◆ YOUR TASK
Keep the images out and copy every entry below exactly.
________
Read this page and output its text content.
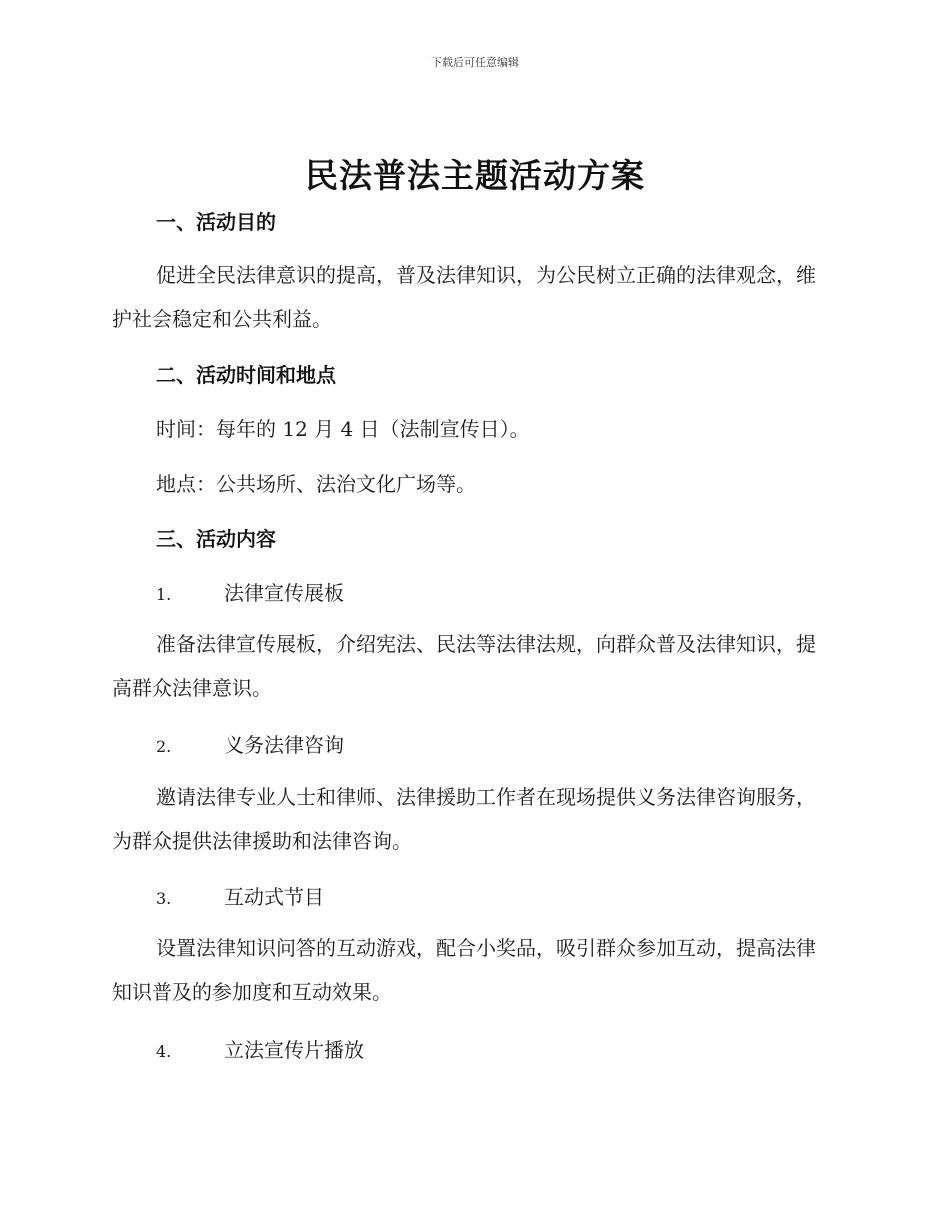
下载后可任意编辑
民法普法主题活动方案
一、活动目的
促进全民法律意识的提高，普及法律知识，为公民树立正确的法律观念，维护社会稳定和公共利益。
二、活动时间和地点
时间：每年的 12 月 4 日（法制宣传日）。
地点：公共场所、法治文化广场等。
三、活动内容
1.	法律宣传展板
准备法律宣传展板，介绍宪法、民法等法律法规，向群众普及法律知识，提高群众法律意识。
2.	义务法律咨询
邀请法律专业人士和律师、法律援助工作者在现场提供义务法律咨询服务，为群众提供法律援助和法律咨询。
3.	互动式节目
设置法律知识问答的互动游戏，配合小奖品，吸引群众参加互动，提高法律知识普及的参加度和互动效果。
4.	立法宣传片播放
________
◆ EXERCISE RESPONSE
Read this page and output its text content.
下载后可任意编辑
民法普法主题活动方案
一、活动目的
促进全民法律意识的提高，普及法律知识，为公民树立正确的法律观念，维护社会稳定和公共利益。
二、活动时间和地点
时间：每年的 12 月 4 日（法制宣传日）。
地点：公共场所、法治文化广场等。
三、活动内容
1.	法律宣传展板
准备法律宣传展板，介绍宪法、民法等法律法规，向群众普及法律知识，提高群众法律意识。
2.	义务法律咨询
邀请法律专业人士和律师、法律援助工作者在现场提供义务法律咨询服务，为群众提供法律援助和法律咨询。
3.	互动式节目
设置法律知识问答的互动游戏，配合小奖品，吸引群众参加互动，提高法律知识普及的参加度和互动效果。
4.	立法宣传片播放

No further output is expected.